---- AVAILABLE DATA
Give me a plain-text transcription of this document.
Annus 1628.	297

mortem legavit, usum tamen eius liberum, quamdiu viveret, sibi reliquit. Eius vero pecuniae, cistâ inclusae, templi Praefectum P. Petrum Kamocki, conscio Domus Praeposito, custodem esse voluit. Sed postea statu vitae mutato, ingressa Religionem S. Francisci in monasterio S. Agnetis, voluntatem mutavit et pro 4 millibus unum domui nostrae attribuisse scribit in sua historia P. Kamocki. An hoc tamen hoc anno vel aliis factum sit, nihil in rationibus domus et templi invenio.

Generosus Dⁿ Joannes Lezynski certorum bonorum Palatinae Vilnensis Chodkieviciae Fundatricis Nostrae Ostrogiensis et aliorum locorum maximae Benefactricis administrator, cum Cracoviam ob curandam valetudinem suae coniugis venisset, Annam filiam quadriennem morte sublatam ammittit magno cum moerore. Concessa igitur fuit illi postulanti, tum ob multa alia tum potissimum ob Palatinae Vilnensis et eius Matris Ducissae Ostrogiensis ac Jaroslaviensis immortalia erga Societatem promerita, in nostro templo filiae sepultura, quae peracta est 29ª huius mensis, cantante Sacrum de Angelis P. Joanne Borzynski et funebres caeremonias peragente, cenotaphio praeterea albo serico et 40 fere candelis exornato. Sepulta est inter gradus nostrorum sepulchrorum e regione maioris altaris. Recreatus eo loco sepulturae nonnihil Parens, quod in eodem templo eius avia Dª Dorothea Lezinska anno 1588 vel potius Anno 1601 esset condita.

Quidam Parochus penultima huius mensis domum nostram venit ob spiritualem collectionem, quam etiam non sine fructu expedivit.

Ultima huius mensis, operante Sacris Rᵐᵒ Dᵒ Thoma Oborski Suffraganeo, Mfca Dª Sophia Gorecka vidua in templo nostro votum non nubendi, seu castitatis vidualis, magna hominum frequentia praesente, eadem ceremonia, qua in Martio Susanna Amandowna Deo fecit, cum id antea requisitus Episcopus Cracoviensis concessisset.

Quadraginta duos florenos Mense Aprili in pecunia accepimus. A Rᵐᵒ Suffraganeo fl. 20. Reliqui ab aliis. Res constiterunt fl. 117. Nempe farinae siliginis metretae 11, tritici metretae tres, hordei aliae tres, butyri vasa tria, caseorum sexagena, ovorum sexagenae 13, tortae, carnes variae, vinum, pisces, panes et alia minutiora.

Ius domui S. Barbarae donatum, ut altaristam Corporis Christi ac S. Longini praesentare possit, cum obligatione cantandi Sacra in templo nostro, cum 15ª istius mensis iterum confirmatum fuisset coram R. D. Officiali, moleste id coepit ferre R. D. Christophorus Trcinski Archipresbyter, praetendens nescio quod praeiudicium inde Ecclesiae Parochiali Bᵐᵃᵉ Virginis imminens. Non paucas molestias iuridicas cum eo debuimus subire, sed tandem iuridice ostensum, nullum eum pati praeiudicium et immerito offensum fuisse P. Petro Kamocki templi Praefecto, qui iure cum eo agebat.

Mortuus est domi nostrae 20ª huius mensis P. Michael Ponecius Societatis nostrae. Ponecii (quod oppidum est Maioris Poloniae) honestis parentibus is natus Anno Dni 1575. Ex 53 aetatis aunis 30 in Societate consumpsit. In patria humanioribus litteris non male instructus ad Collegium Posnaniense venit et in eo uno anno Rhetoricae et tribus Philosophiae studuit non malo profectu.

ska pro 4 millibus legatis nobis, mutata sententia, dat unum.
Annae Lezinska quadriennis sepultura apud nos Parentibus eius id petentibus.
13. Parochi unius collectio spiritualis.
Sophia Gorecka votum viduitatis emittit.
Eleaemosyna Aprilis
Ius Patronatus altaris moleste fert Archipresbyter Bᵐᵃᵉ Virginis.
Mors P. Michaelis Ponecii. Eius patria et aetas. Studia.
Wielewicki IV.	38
--------
Which lines contain "unum"? Show each of them.

(FINAL ANSWER):
mortem legavit, usum tamen eius liberum, quamdiu viveret, sibi reliquit. Eius vero pecuniae, cistâ inclusae, templi Praefectum P. Petrum Kamocki, conscio Domus Praeposito, custodem esse voluit. Sed postea statu vitae mutato, ingressa Religionem S. Francisci in monasterio S. Agnetis, voluntatem mutavit et pro 4 millibus unum domui nostrae attribuisse scribit in sua historia P. Kamocki. An hoc tamen hoc anno vel aliis factum sit, nihil in rationibus domus et templi invenio.
ska pro 4 millibus legatis nobis, mutata sententia, dat unum.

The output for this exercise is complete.